> [Description of the task]: The data must be returned in full and exactly as given.

> [Records supplied]:
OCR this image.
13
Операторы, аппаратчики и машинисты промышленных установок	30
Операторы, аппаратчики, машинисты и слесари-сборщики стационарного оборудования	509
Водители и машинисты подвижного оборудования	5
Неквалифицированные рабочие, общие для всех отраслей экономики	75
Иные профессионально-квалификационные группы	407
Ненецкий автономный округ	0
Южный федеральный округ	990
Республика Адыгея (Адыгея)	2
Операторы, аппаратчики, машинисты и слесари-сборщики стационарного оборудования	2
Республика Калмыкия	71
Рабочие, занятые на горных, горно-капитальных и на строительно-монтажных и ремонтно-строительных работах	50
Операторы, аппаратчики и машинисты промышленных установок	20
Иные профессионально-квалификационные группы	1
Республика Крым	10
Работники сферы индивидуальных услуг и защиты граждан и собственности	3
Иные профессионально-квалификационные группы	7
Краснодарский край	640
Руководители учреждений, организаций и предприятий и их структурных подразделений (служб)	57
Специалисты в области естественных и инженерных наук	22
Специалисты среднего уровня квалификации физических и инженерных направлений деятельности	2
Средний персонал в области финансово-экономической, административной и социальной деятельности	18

> [Right answer]:
OCR this image.
13
Операторы, аппаратчики и машинисты промышленных установок	30
Операторы, аппаратчики, машинисты и слесари-сборщики стационарного оборудования	509
Водители и машинисты подвижного оборудования	5
Неквалифицированные рабочие, общие для всех отраслей экономики	75
Иные профессионально-квалификационные группы	407
Ненецкий автономный округ	0
Южный федеральный округ	990
Республика Адыгея (Адыгея)	2
Операторы, аппаратчики, машинисты и слесари-сборщики стационарного оборудования	2
Республика Калмыкия	71
Рабочие, занятые на горных, горно-капитальных и на строительно-монтажных и ремонтно-строительных работах	50
Операторы, аппаратчики и машинисты промышленных установок	20
Иные профессионально-квалификационные группы	1
Республика Крым	10
Работники сферы индивидуальных услуг и защиты граждан и собственности	3
Иные профессионально-квалификационные группы	7
Краснодарский край	640
Руководители учреждений, организаций и предприятий и их структурных подразделений (служб)	57
Специалисты в области естественных и инженерных наук	22
Специалисты среднего уровня квалификации физических и инженерных направлений деятельности	2
Средний персонал в области финансово-экономической, административной и социальной деятельности	18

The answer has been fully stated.